TO DO —
Extract from the listing each line in which the word "ДЕКЛАРАЦИЯ" appears.

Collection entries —
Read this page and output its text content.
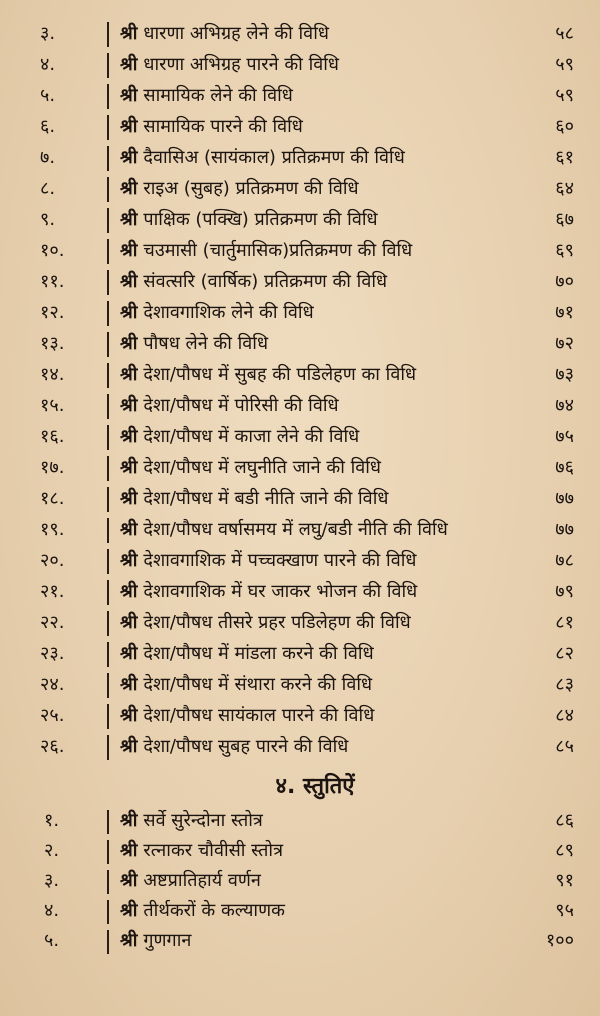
३.	श्री धारणा अभिग्रह लेने की विधि	५८
४.	श्री धारणा अभिग्रह पारने की विधि	५९
५.	श्री सामायिक लेने की विधि	५९
६.	श्री सामायिक पारने की विधि	६०
७.	श्री दैवासिअ (सायंकाल) प्रतिक्रमण की विधि	६१
८.	श्री राइअ (सुबह) प्रतिक्रमण की विधि	६४
९.	श्री पाक्षिक (पक्खि) प्रतिक्रमण की विधि	६७
१०.	श्री चउमासी (चार्तुमासिक)प्रतिक्रमण की विधि	६९
११.	श्री संवत्सरि (वार्षिक) प्रतिक्रमण की विधि	७०
१२.	श्री देशावगाशिक लेने की विधि	७१
१३.	श्री पौषध लेने की विधि	७२
१४.	श्री देशा/पौषध में सुबह की पडिलेहण का विधि	७३
१५.	श्री देशा/पौषध में पोरिसी की विधि	७४
१६.	श्री देशा/पौषध में काजा लेने की विधि	७५
१७.	श्री देशा/पौषध में लघुनीति जाने की विधि	७६
१८.	श्री देशा/पौषध में बडी नीति जाने की विधि	७७
१९.	श्री देशा/पौषध वर्षासमय में लघु/बडी नीति की विधि	७७
२०.	श्री देशावगाशिक में पच्चक्खाण पारने की विधि	७८
२१.	श्री देशावगाशिक में घर जाकर भोजन की विधि	७९
२२.	श्री देशा/पौषध तीसरे प्रहर पडिलेहण की विधि	८१
२३.	श्री देशा/पौषध में मांडला करने की विधि	८२
२४.	श्री देशा/पौषध में संथारा करने की विधि	८३
२५.	श्री देशा/पौषध सायंकाल पारने की विधि	८४
२६.	श्री देशा/पौषध सुबह पारने की विधि	८५
४. स्तुतिऐं
१.	श्री सर्वे सुरेन्दोना स्तोत्र	८६
२.	श्री रत्नाकर चौवीसी स्तोत्र	८९
३.	श्री अष्टप्रातिहार्य वर्णन	९१
४.	श्री तीर्थकरों के कल्याणक	९५
५.	श्री गुणगान	१००
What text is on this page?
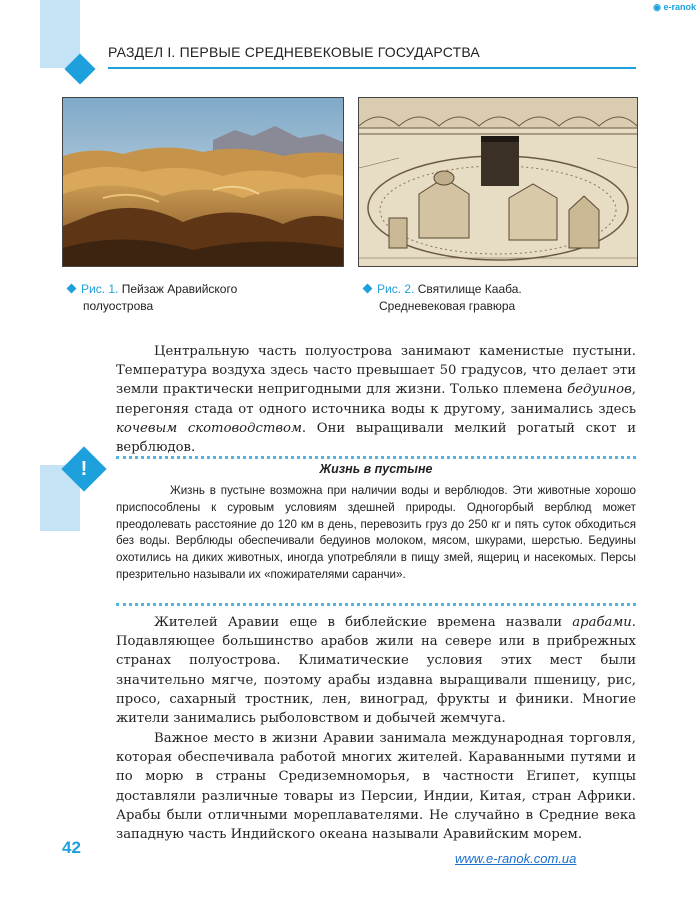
◉ e-ranok
РАЗДЕЛ I. ПЕРВЫЕ СРЕДНЕВЕКОВЫЕ ГОСУДАРСТВА
Рис. 1. Пейзаж Аравийского
полуострова
Рис. 2. Святилище Кааба.
Средневековая гравюра

Центральную часть полуострова занимают каменистые пустыни. Температура воздуха здесь часто превышает 50 градусов, что делает эти земли практически непригодными для жизни. Только племена бедуинов, перегоняя стада от одного источника воды к другому, занимались здесь кочевым скотоводством. Они выращивали мелкий рогатый скот и верблюдов.

!	Жизнь в пустыне

Жизнь в пустыне возможна при наличии воды и верблюдов. Эти животные хорошо приспособлены к суровым условиям здешней природы. Одногорбый верблюд может преодолевать расстояние до 120 км в день, перевозить груз до 250 кг и пять суток обходиться без воды. Верблюды обеспечивали бедуинов молоком, мясом, шкурами, шерстью. Бедуины охотились на диких животных, иногда употребляли в пищу змей, ящериц и насекомых. Персы презрительно называли их «пожирателями саранчи».

Жителей Аравии еще в библейские времена назвали арабами. Подавляющее большинство арабов жили на севере или в прибрежных странах полуострова. Климатические условия этих мест были значительно мягче, поэтому арабы издавна выращивали пшеницу, рис, просо, сахарный тростник, лен, виноград, фрукты и финики. Многие жители занимались рыболовством и добычей жемчуга.

Важное место в жизни Аравии занимала международная торговля, которая обеспечивала работой многих жителей. Караванными путями и по морю в страны Средиземноморья, в частности Египет, купцы доставляли различные товары из Персии, Индии, Китая, стран Африки. Арабы были отличными мореплавателями. Не случайно в Средние века западную часть Индийского океана называли Аравийским морем.

42
www.e-ranok.com.ua
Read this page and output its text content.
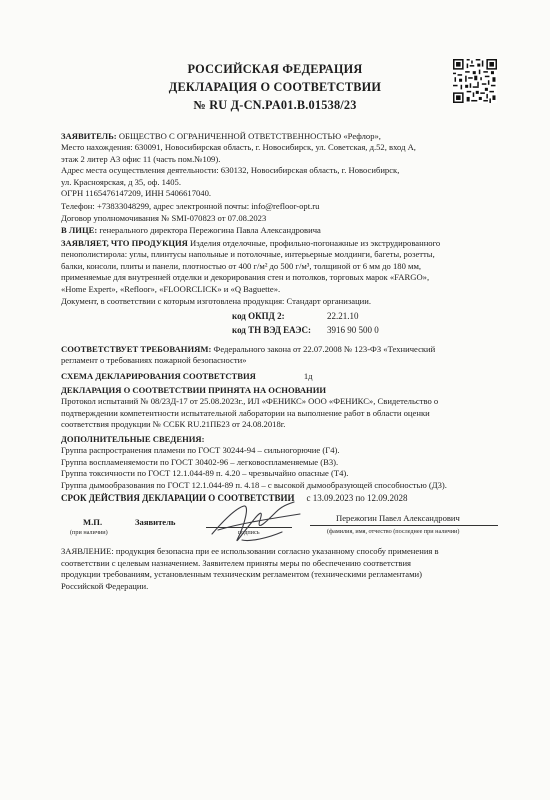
РОССИЙСКАЯ ФЕДЕРАЦИЯ
ДЕКЛАРАЦИЯ О СООТВЕТСТВИИ
№ RU Д-CN.PA01.B.01538/23
ЗАЯВИТЕЛЬ: ОБЩЕСТВО С ОГРАНИЧЕННОЙ ОТВЕТСТВЕННОСТЬЮ «Рефлор»,
Место нахождения: 630091, Новосибирская область, г. Новосибирск, ул. Советская, д.52, вход А,
этаж 2 литер А3 офис 11 (часть пом.№109).
Адрес места осуществления деятельности: 630132, Новосибирская область, г. Новосибирск,
ул. Красноярская, д 35, оф. 1405.
ОГРН 1165476147209, ИНН 5406617040.
Телефон: +73833048299, адрес электронной почты: info@refloor-opt.ru
Договор уполномочивания № SMI-070823 от 07.08.2023
В ЛИЦЕ: генерального директора Пережогина Павла Александровича
ЗАЯВЛЯЕТ, ЧТО ПРОДУКЦИЯ Изделия отделочные, профильно-погонажные из экструдированного
пенополистирола: углы, плинтусы напольные и потолочные, интерьерные молдинги, багеты, розетты,
балки, консоли, плиты и панели, плотностью от 400 г/м² до 500 г/м³, толщиной от 6 мм до 180 мм,
применяемые для внутренней отделки и декорирования стен и потолков, торговых марок «FARGO»,
«Home Expert», «Refloor», «FLOORCLICK» и «Q Baguette».
Документ, в соответствии с которым изготовлена продукция: Стандарт организации.
код ОКПД 2:	22.21.10
код ТН ВЭД ЕАЭС: 3916 90 500 0
СООТВЕТСТВУЕТ ТРЕБОВАНИЯМ: Федерального закона от 22.07.2008 № 123-ФЗ «Технический
регламент о требованиях пожарной безопасности»
СХЕМА ДЕКЛАРИРОВАНИЯ СООТВЕТСТВИЯ	1д
ДЕКЛАРАЦИЯ О СООТВЕТСТВИИ ПРИНЯТА НА ОСНОВАНИИ
Протокол испытаний № 08/23Д-17 от 25.08.2023г., ИЛ «ФЕНИКС» ООО «ФЕНИКС», Свидетельство о
подтверждении компетентности испытательной лаборатории на выполнение работ в области оценки
соответствия продукции № ССБК RU.21ПБ23 от 24.08.2018г.
ДОПОЛНИТЕЛЬНЫЕ СВЕДЕНИЯ:
Группа распространения пламени по ГОСТ 30244-94 – сильногорючие (Г4).
Группа воспламеняемости по ГОСТ 30402-96 – легковоспламеняемые (В3).
Группа токсичности по ГОСТ 12.1.044-89 п. 4.20 – чрезвычайно опасные (Т4).
Группа дымообразования по ГОСТ 12.1.044-89 п. 4.18 – с высокой дымообразующей способностью (Д3).
СРОК ДЕЙСТВИЯ ДЕКЛАРАЦИИ О СООТВЕТСТВИИ с 13.09.2023 по 12.09.2028
М.П.
(при наличии)
Заявитель
подпись
Пережогин Павел Александрович
(фамилия, имя, отчество (последнее при наличии)
ЗАЯВЛЕНИЕ: продукция безопасна при ее использовании согласно указанному способу применения в
соответствии с целевым назначением. Заявителем приняты меры по обеспечению соответствия
продукции требованиям, установленным техническим регламентом (техническими регламентами)
Российской Федерации.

CORRECT ANSWER —
ДЕКЛАРАЦИЯ О СООТВЕТСТВИИ
ДЕКЛАРАЦИЯ О СООТВЕТСТВИИ ПРИНЯТА НА ОСНОВАНИИ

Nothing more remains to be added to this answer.